Dataset rows:
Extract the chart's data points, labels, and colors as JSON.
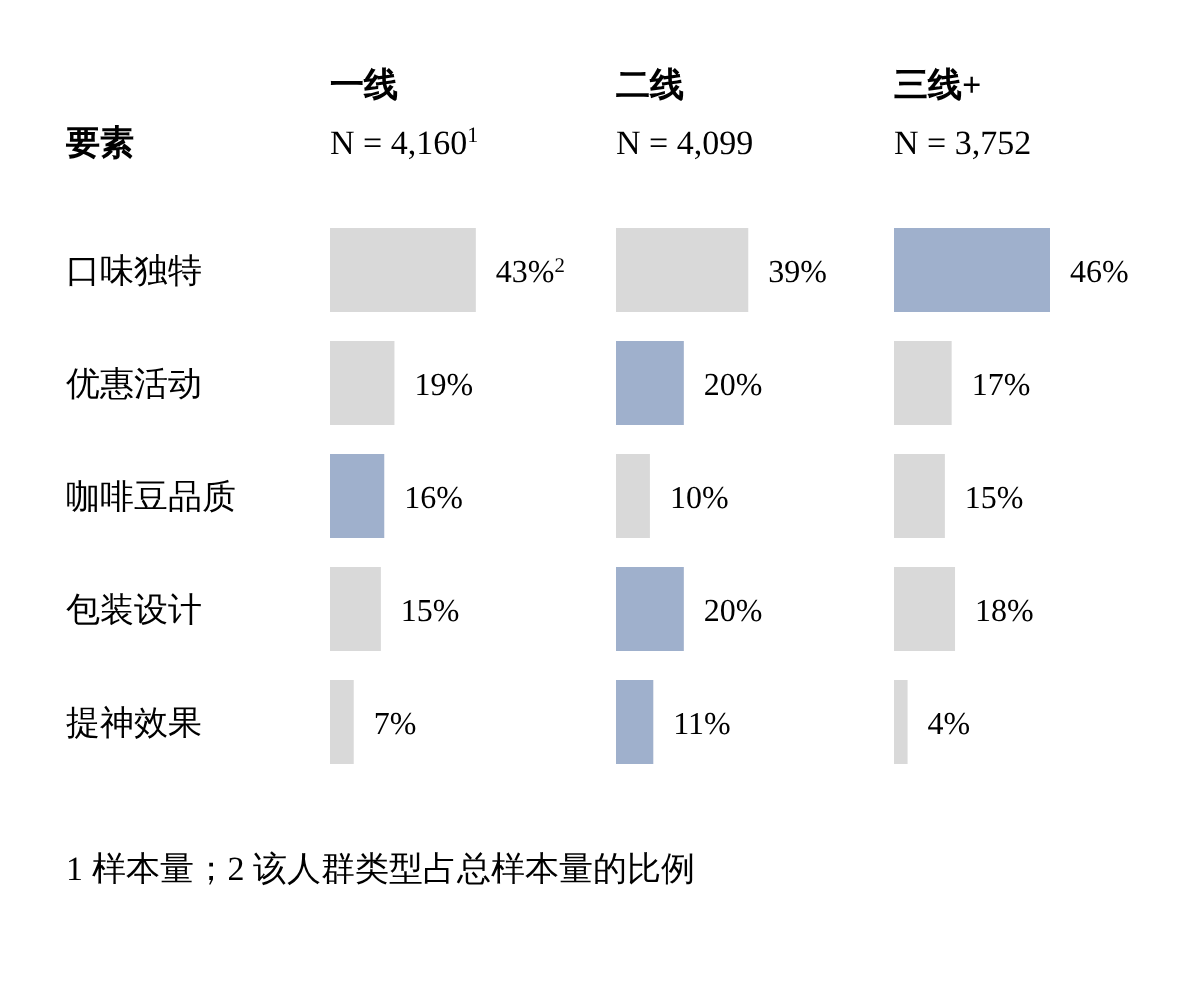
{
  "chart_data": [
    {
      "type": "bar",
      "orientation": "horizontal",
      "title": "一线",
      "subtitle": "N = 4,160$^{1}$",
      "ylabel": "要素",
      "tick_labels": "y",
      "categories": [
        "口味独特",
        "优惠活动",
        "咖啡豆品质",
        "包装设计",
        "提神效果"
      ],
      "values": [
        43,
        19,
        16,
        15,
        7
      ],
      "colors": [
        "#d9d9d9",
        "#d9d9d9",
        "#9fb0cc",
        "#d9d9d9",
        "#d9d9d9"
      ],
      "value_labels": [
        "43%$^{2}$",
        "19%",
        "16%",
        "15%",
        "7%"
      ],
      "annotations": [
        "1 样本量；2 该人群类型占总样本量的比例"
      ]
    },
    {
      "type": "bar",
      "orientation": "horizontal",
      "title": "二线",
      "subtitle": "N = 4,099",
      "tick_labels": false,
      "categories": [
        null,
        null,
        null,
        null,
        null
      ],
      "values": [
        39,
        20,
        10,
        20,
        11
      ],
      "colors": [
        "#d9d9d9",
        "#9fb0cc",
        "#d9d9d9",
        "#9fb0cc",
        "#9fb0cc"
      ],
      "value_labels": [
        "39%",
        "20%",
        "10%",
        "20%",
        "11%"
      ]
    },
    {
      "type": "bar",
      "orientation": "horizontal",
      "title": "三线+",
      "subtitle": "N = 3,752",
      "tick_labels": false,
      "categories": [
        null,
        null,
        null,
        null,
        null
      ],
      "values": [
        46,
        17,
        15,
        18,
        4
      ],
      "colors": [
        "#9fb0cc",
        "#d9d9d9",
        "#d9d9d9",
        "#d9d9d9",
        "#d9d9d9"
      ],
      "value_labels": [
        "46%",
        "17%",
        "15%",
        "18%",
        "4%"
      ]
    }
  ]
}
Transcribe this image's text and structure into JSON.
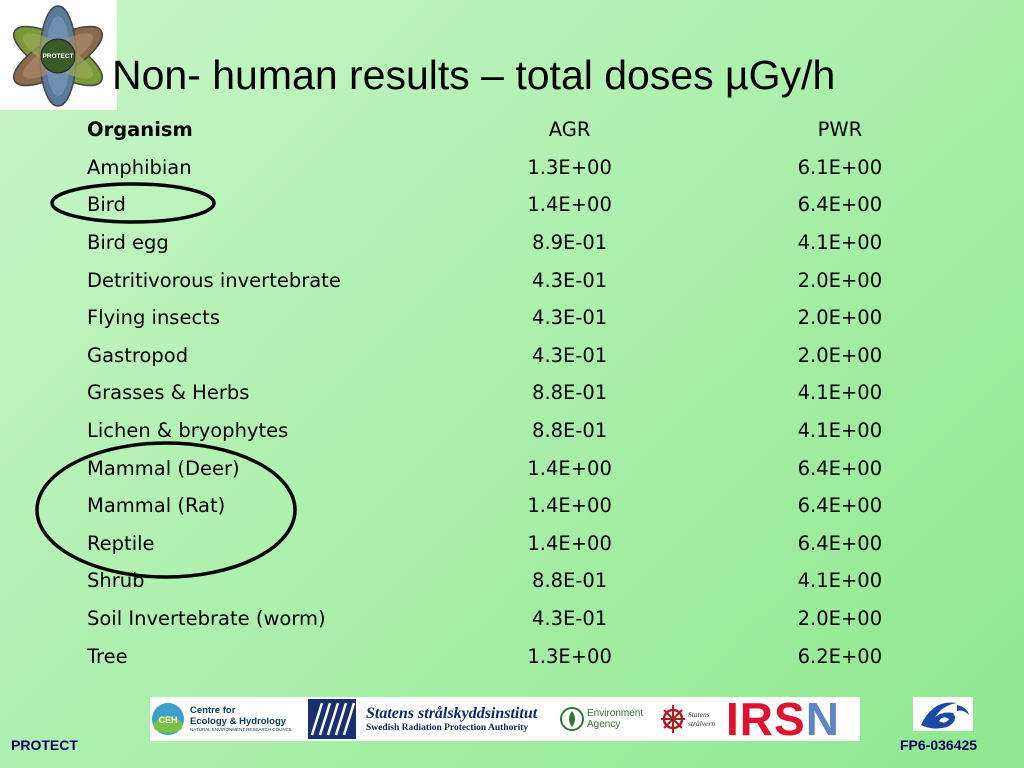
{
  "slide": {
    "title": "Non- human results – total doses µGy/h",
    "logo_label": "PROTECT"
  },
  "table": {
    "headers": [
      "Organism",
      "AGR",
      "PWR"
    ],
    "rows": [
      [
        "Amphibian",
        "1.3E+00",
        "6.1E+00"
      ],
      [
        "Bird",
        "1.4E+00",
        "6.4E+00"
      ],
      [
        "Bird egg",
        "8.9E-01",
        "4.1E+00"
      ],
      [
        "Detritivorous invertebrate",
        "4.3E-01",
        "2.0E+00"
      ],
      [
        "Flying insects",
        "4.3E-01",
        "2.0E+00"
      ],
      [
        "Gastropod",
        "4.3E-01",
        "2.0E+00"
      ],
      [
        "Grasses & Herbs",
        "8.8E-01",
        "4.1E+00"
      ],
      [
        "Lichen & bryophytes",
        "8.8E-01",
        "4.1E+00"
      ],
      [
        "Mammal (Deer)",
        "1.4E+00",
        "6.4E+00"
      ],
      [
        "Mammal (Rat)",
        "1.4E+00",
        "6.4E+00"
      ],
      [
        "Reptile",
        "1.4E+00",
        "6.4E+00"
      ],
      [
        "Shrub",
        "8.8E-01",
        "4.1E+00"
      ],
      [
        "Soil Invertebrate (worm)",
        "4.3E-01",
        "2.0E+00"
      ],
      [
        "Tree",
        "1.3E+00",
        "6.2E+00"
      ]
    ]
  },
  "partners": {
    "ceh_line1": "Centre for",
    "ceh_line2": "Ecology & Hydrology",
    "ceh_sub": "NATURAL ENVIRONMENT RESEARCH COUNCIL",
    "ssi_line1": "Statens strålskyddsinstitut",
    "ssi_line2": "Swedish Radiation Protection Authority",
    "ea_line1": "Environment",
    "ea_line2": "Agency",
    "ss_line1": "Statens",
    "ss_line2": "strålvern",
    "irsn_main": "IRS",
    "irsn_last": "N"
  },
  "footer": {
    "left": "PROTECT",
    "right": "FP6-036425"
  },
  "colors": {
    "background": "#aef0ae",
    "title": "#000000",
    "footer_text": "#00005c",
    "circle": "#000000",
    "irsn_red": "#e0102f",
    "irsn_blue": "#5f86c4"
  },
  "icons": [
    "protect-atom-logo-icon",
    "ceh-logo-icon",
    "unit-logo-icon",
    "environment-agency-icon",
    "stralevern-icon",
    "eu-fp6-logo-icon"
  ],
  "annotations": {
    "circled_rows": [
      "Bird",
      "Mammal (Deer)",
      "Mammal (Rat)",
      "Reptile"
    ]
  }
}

---

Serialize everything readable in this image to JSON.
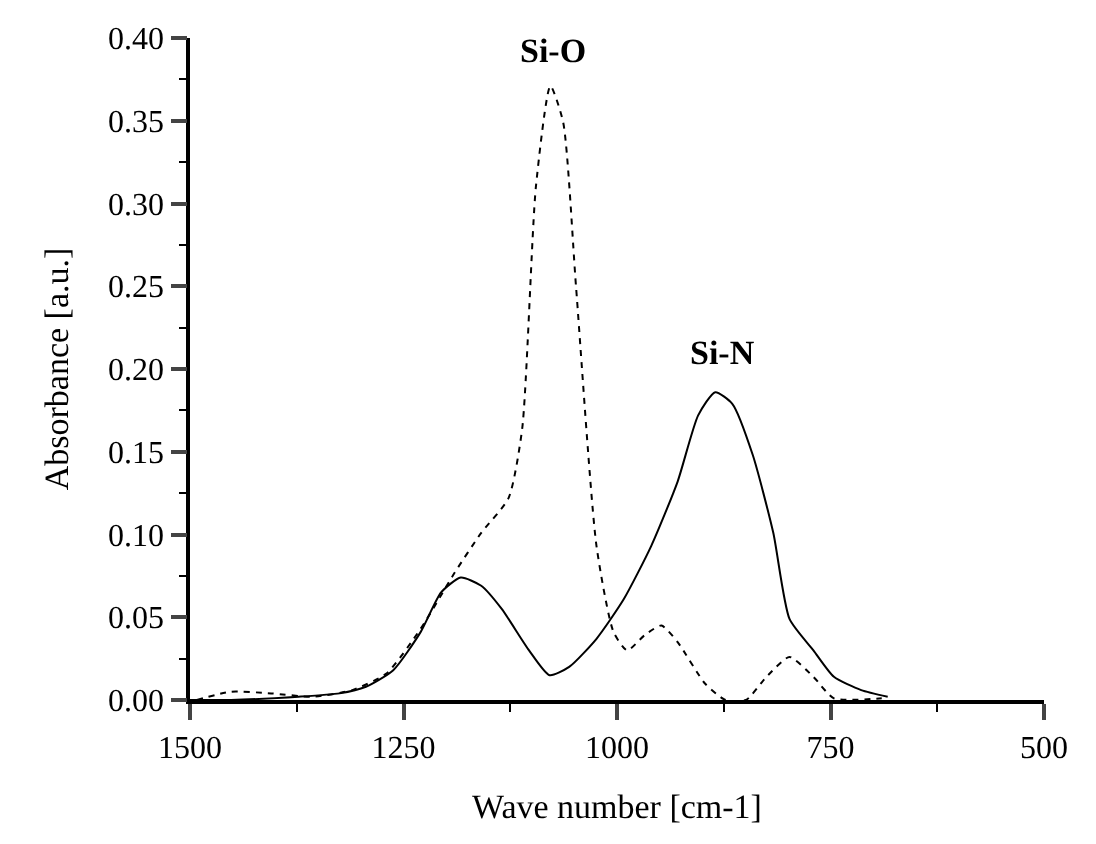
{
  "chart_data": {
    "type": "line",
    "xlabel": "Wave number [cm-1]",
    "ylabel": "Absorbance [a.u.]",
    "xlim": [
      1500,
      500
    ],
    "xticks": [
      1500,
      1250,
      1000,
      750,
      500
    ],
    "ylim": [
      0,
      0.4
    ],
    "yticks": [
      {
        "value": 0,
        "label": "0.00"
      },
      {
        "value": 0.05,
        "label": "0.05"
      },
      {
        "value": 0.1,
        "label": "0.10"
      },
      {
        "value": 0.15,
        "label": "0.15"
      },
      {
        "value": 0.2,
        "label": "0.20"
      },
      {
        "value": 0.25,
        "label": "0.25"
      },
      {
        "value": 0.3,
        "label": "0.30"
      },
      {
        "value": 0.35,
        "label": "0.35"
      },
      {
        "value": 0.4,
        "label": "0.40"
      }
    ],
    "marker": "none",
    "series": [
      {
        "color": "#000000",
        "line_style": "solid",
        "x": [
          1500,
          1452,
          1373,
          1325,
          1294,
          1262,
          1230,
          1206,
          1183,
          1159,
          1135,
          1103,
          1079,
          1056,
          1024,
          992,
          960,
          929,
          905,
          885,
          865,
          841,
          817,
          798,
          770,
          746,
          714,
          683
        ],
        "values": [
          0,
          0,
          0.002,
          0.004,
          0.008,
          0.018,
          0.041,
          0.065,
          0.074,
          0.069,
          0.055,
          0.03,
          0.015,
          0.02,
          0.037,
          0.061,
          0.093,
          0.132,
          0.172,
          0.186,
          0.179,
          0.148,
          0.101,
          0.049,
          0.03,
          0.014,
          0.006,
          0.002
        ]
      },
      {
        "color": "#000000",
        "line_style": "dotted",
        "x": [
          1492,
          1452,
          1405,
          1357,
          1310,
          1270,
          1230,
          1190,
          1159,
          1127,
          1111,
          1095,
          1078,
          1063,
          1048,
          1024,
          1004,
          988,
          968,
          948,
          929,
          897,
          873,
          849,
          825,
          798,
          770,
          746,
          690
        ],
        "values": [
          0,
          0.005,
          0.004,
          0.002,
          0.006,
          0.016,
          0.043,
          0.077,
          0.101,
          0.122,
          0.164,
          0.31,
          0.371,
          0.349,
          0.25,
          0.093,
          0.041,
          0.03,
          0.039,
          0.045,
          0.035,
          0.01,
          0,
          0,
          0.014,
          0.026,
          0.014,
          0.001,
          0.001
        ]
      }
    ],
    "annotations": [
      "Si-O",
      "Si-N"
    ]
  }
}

WHAT NEEDS TO BE DONE: From the data above, gather every line that includes the word "Mammal".

SOLUTION:
        "Mammal (Deer)",
        "Mammal (Rat)",
      "Mammal (Deer)",
      "Mammal (Rat)",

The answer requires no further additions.